STATED EXERCISE:
Reproduce each line of the listing exactly.

EXERCISE MATERIAL:
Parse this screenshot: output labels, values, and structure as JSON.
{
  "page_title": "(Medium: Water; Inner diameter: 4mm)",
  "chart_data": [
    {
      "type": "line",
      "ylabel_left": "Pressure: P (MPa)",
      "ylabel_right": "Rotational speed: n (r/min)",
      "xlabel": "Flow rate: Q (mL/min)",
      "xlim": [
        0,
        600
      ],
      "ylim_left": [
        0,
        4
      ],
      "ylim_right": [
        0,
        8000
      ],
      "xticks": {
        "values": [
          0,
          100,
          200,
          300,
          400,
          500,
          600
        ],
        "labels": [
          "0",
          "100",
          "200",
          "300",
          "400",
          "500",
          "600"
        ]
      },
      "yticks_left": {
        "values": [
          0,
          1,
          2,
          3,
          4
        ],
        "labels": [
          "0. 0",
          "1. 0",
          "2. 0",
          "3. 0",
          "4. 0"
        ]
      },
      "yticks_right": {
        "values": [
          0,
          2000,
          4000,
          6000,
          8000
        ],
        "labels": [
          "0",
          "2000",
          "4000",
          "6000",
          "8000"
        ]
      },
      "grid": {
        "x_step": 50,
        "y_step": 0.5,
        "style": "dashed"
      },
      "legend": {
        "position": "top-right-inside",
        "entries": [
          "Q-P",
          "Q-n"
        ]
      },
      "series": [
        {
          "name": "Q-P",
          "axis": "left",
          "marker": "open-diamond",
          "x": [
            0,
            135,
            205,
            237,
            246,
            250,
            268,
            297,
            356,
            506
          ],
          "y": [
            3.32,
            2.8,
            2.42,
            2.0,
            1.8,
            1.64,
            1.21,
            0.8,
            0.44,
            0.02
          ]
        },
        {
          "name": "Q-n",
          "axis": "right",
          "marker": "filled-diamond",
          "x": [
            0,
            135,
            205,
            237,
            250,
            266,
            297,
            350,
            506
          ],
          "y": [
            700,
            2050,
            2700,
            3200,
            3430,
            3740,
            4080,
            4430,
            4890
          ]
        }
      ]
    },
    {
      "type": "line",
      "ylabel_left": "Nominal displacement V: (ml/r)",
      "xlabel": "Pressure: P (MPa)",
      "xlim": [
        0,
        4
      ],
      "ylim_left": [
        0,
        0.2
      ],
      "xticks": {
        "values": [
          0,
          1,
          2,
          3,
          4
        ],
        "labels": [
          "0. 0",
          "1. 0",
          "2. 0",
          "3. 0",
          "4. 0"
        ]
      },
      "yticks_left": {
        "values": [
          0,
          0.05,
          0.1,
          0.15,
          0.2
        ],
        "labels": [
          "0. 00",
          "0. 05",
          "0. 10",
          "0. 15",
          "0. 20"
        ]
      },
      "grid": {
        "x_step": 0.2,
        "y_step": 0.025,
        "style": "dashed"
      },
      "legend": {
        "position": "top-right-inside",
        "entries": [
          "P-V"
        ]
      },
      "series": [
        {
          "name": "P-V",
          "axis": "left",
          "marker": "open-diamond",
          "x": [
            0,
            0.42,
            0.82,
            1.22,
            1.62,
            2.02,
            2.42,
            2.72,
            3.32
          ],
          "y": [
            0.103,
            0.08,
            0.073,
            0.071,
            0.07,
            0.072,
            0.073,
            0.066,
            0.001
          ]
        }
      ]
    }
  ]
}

ANSWER TO THE EXERCISE:
Parse this screenshot: output labels, values, and structure as JSON.
{
  "page_title": "(Medium: Water; Inner diameter: 4mm)",
  "chart_data": [
    {
      "type": "line",
      "ylabel_left": "Pressure: P (MPa)",
      "ylabel_right": "Rotational speed: n (r/min)",
      "xlabel": "Flow rate: Q (mL/min)",
      "xlim": [
        0,
        600
      ],
      "ylim_left": [
        0,
        4
      ],
      "ylim_right": [
        0,
        8000
      ],
      "xticks": {
        "values": [
          0,
          100,
          200,
          300,
          400,
          500,
          600
        ],
        "labels": [
          "0",
          "100",
          "200",
          "300",
          "400",
          "500",
          "600"
        ]
      },
      "yticks_left": {
        "values": [
          0,
          1,
          2,
          3,
          4
        ],
        "labels": [
          "0. 0",
          "1. 0",
          "2. 0",
          "3. 0",
          "4. 0"
        ]
      },
      "yticks_right": {
        "values": [
          0,
          2000,
          4000,
          6000,
          8000
        ],
        "labels": [
          "0",
          "2000",
          "4000",
          "6000",
          "8000"
        ]
      },
      "grid": {
        "x_step": 50,
        "y_step": 0.5,
        "style": "dashed"
      },
      "legend": {
        "position": "top-right-inside",
        "entries": [
          "Q-P",
          "Q-n"
        ]
      },
      "series": [
        {
          "name": "Q-P",
          "axis": "left",
          "marker": "open-diamond",
          "x": [
            0,
            135,
            205,
            237,
            246,
            250,
            268,
            297,
            356,
            506
          ],
          "y": [
            3.32,
            2.8,
            2.42,
            2.0,
            1.8,
            1.64,
            1.21,
            0.8,
            0.44,
            0.02
          ]
        },
        {
          "name": "Q-n",
          "axis": "right",
          "marker": "filled-diamond",
          "x": [
            0,
            135,
            205,
            237,
            250,
            266,
            297,
            350,
            506
          ],
          "y": [
            700,
            2050,
            2700,
            3200,
            3430,
            3740,
            4080,
            4430,
            4890
          ]
        }
      ]
    },
    {
      "type": "line",
      "ylabel_left": "Nominal displacement V: (ml/r)",
      "xlabel": "Pressure: P (MPa)",
      "xlim": [
        0,
        4
      ],
      "ylim_left": [
        0,
        0.2
      ],
      "xticks": {
        "values": [
          0,
          1,
          2,
          3,
          4
        ],
        "labels": [
          "0. 0",
          "1. 0",
          "2. 0",
          "3. 0",
          "4. 0"
        ]
      },
      "yticks_left": {
        "values": [
          0,
          0.05,
          0.1,
          0.15,
          0.2
        ],
        "labels": [
          "0. 00",
          "0. 05",
          "0. 10",
          "0. 15",
          "0. 20"
        ]
      },
      "grid": {
        "x_step": 0.2,
        "y_step": 0.025,
        "style": "dashed"
      },
      "legend": {
        "position": "top-right-inside",
        "entries": [
          "P-V"
        ]
      },
      "series": [
        {
          "name": "P-V",
          "axis": "left",
          "marker": "open-diamond",
          "x": [
            0,
            0.42,
            0.82,
            1.22,
            1.62,
            2.02,
            2.42,
            2.72,
            3.32
          ],
          "y": [
            0.103,
            0.08,
            0.073,
            0.071,
            0.07,
            0.072,
            0.073,
            0.066,
            0.001
          ]
        }
      ]
    }
  ]
}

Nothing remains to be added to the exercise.